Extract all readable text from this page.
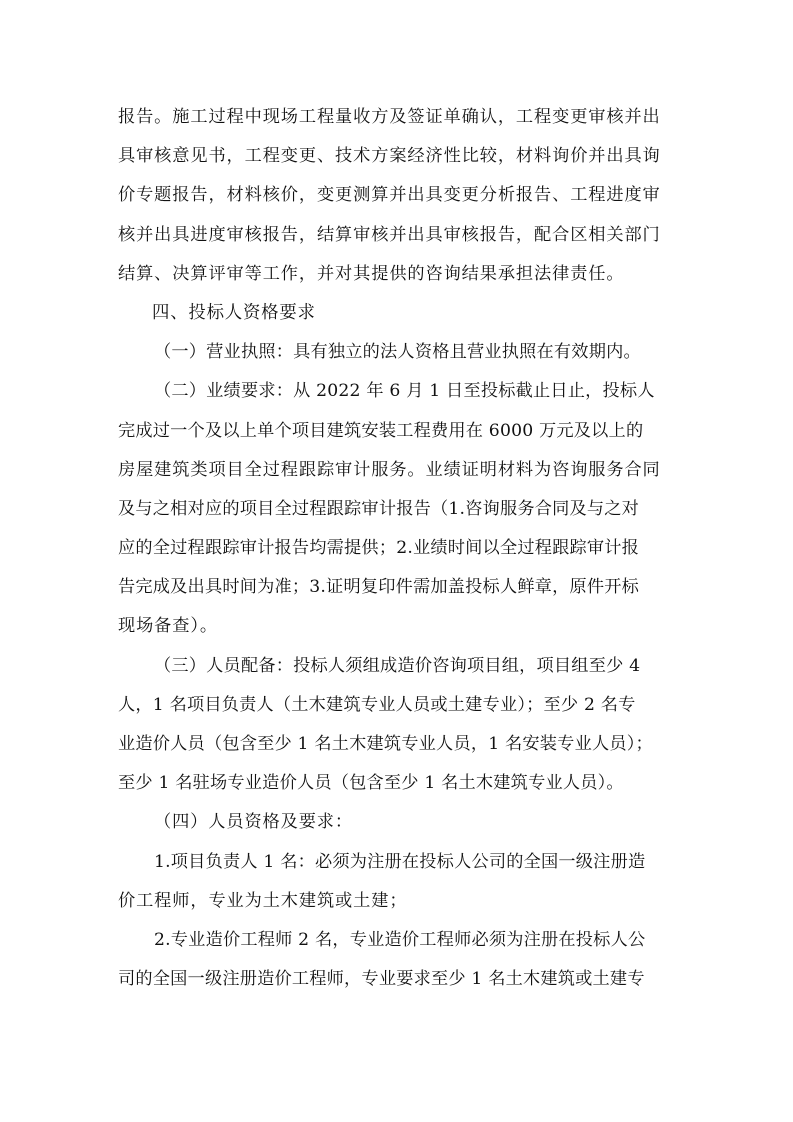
报告。施工过程中现场工程量收方及签证单确认，工程变更审核并出
具审核意见书，工程变更、技术方案经济性比较，材料询价并出具询
价专题报告，材料核价，变更测算并出具变更分析报告、工程进度审
核并出具进度审核报告，结算审核并出具审核报告，配合区相关部门
结算、决算评审等工作，并对其提供的咨询结果承担法律责任。
四、投标人资格要求
（一）营业执照：具有独立的法人资格且营业执照在有效期内。
（二）业绩要求：从 2022 年 6 月 1 日至投标截止日止，投标人
完成过一个及以上单个项目建筑安装工程费用在 6000 万元及以上的
房屋建筑类项目全过程跟踪审计服务。业绩证明材料为咨询服务合同
及与之相对应的项目全过程跟踪审计报告（1.咨询服务合同及与之对
应的全过程跟踪审计报告均需提供；2.业绩时间以全过程跟踪审计报
告完成及出具时间为准；3.证明复印件需加盖投标人鲜章，原件开标
现场备查）。
（三）人员配备：投标人须组成造价咨询项目组，项目组至少 4
人，1 名项目负责人（土木建筑专业人员或土建专业）；至少 2 名专
业造价人员（包含至少 1 名土木建筑专业人员，1 名安装专业人员）；
至少 1 名驻场专业造价人员（包含至少 1 名土木建筑专业人员）。
（四）人员资格及要求：
1.项目负责人 1 名：必须为注册在投标人公司的全国一级注册造
价工程师，专业为土木建筑或土建；
2.专业造价工程师 2 名，专业造价工程师必须为注册在投标人公
司的全国一级注册造价工程师，专业要求至少 1 名土木建筑或土建专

........

> **Exercise directions**
Report all lines of the data that include the word "名土木建筑专业人员".

> **Exercise answer**
业造价人员（包含至少 1 名土木建筑专业人员，1 名安装专业人员）；
至少 1 名驻场专业造价人员（包含至少 1 名土木建筑专业人员）。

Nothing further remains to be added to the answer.